- Problem requirements -
Where the string "сознанія" occurs in the material below, report the whole line.
--
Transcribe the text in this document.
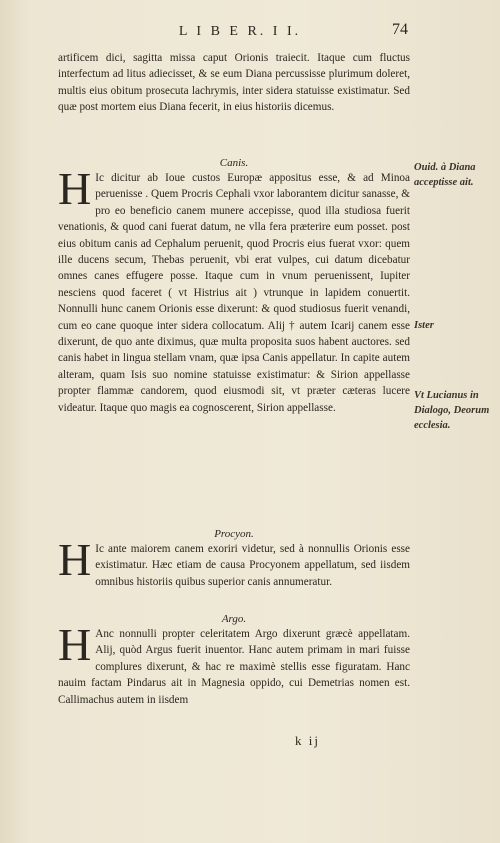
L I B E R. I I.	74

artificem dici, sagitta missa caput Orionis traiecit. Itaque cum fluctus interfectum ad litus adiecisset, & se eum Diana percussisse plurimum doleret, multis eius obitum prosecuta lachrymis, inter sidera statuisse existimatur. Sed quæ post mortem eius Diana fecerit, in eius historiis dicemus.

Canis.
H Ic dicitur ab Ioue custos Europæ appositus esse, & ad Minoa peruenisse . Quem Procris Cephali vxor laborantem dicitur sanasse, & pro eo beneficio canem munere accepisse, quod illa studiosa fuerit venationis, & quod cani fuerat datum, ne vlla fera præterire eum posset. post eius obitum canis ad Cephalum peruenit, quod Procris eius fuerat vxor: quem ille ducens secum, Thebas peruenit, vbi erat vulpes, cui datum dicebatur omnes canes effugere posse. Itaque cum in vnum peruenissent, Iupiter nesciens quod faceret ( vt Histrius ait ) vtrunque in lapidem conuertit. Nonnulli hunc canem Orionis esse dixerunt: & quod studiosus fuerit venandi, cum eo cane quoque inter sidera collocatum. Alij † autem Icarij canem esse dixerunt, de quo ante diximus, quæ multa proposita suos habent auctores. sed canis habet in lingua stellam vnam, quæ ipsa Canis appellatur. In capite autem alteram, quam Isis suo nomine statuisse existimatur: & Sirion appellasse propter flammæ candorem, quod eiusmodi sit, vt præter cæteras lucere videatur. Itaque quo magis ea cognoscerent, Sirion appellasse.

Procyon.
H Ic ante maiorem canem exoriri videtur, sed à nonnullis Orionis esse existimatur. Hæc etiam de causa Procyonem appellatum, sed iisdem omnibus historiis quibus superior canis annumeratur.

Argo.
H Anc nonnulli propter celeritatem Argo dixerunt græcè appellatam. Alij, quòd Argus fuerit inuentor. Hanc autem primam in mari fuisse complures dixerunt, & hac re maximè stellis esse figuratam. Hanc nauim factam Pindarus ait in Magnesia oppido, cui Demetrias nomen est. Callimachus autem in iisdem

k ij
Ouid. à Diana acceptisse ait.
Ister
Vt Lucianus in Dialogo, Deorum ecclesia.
--
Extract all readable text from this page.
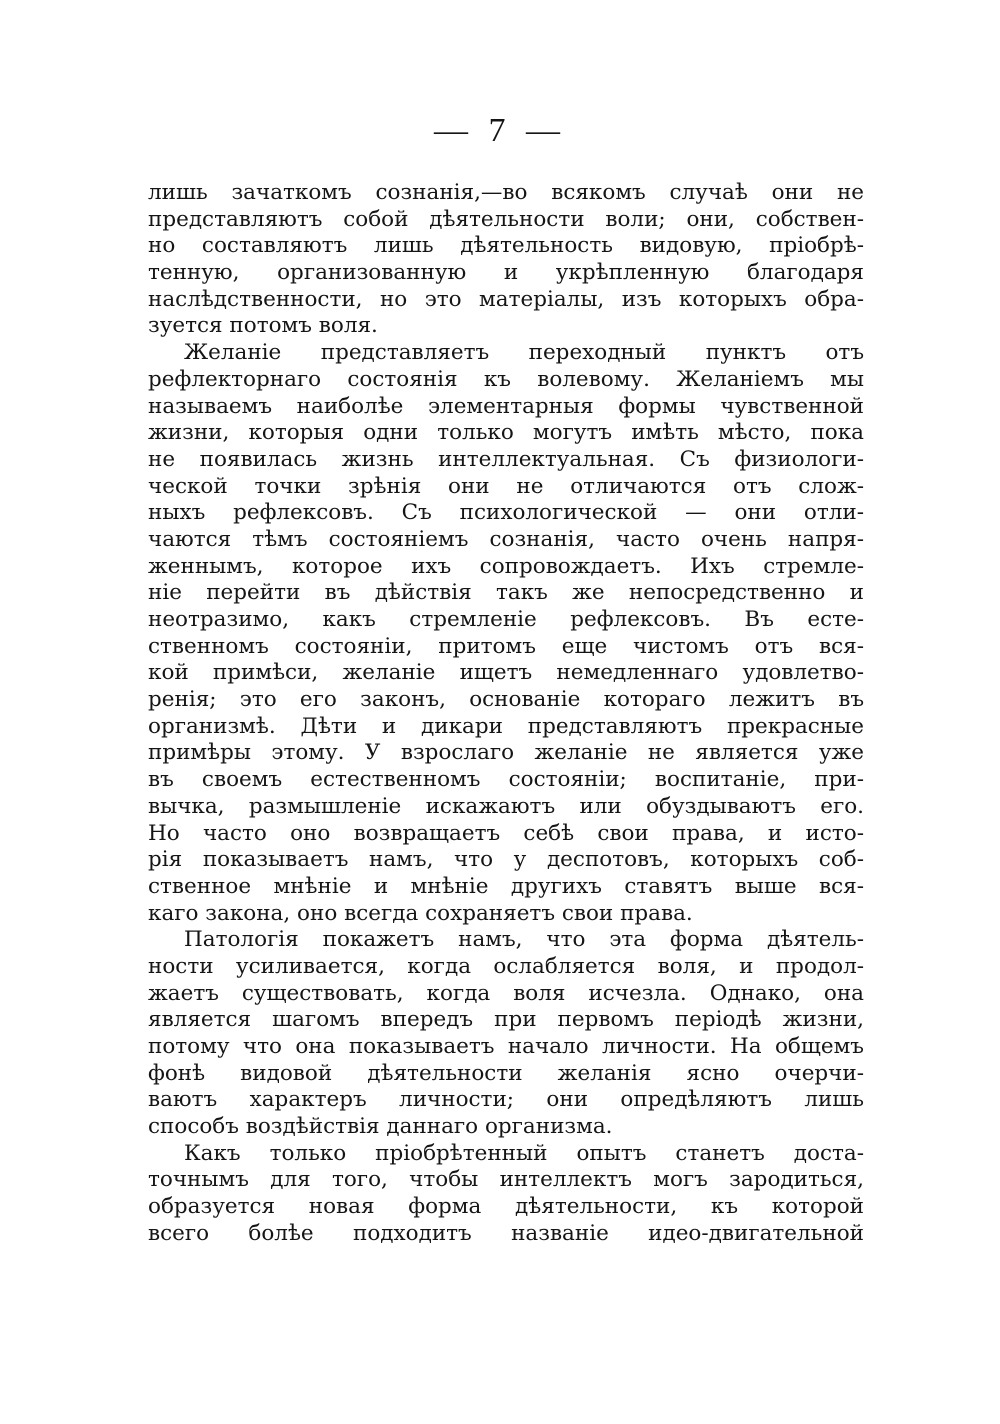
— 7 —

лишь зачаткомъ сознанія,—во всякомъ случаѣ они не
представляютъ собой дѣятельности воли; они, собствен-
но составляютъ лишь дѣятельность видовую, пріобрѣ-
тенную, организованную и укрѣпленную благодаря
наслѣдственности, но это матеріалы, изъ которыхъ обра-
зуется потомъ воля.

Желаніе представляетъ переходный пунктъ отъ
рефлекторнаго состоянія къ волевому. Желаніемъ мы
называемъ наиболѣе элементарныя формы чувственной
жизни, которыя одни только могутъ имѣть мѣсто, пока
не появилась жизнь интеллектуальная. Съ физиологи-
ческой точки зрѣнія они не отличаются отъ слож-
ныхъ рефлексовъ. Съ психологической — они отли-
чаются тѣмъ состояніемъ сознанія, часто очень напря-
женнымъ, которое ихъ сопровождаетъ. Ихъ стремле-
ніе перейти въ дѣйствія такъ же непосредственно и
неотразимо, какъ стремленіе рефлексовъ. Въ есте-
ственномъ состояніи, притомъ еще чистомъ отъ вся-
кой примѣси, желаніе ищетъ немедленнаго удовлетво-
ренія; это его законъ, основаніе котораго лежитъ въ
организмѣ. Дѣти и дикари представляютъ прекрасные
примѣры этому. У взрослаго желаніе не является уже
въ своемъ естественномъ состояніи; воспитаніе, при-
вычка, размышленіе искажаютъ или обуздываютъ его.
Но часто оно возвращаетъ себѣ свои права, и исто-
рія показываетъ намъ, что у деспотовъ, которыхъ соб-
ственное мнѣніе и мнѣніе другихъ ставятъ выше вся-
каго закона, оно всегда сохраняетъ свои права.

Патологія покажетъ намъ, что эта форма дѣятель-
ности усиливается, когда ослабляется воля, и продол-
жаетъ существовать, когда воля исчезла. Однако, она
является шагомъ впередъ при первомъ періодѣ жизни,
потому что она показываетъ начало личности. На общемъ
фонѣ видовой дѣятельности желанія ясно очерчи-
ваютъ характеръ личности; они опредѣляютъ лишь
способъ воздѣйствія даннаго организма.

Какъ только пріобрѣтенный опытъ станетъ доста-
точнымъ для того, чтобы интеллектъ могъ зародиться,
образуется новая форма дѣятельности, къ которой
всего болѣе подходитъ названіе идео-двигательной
--
- The reply -
лишь зачаткомъ сознанія,—во всякомъ случаѣ они не
чаются тѣмъ состояніемъ сознанія, часто очень напря-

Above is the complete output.